Raw data:
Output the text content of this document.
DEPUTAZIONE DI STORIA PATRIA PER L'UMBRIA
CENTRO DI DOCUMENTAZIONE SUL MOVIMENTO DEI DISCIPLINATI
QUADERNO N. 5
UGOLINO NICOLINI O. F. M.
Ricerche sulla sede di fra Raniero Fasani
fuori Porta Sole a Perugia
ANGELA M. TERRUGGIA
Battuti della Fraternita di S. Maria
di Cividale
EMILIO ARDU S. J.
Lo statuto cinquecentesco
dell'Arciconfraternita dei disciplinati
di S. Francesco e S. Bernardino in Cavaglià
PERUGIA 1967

What the exercise asks:
Retype all the material above precisely, with no line left out.

Written response:
Output the text content of this document.
DEPUTAZIONE DI STORIA PATRIA PER L'UMBRIA
CENTRO DI DOCUMENTAZIONE SUL MOVIMENTO DEI DISCIPLINATI
QUADERNO N. 5
UGOLINO NICOLINI O. F. M.
Ricerche sulla sede di fra Raniero Fasani
fuori Porta Sole a Perugia
ANGELA M. TERRUGGIA
Battuti della Fraternita di S. Maria
di Cividale
EMILIO ARDU S. J.
Lo statuto cinquecentesco
dell'Arciconfraternita dei disciplinati
di S. Francesco e S. Bernardino in Cavaglià
PERUGIA 1967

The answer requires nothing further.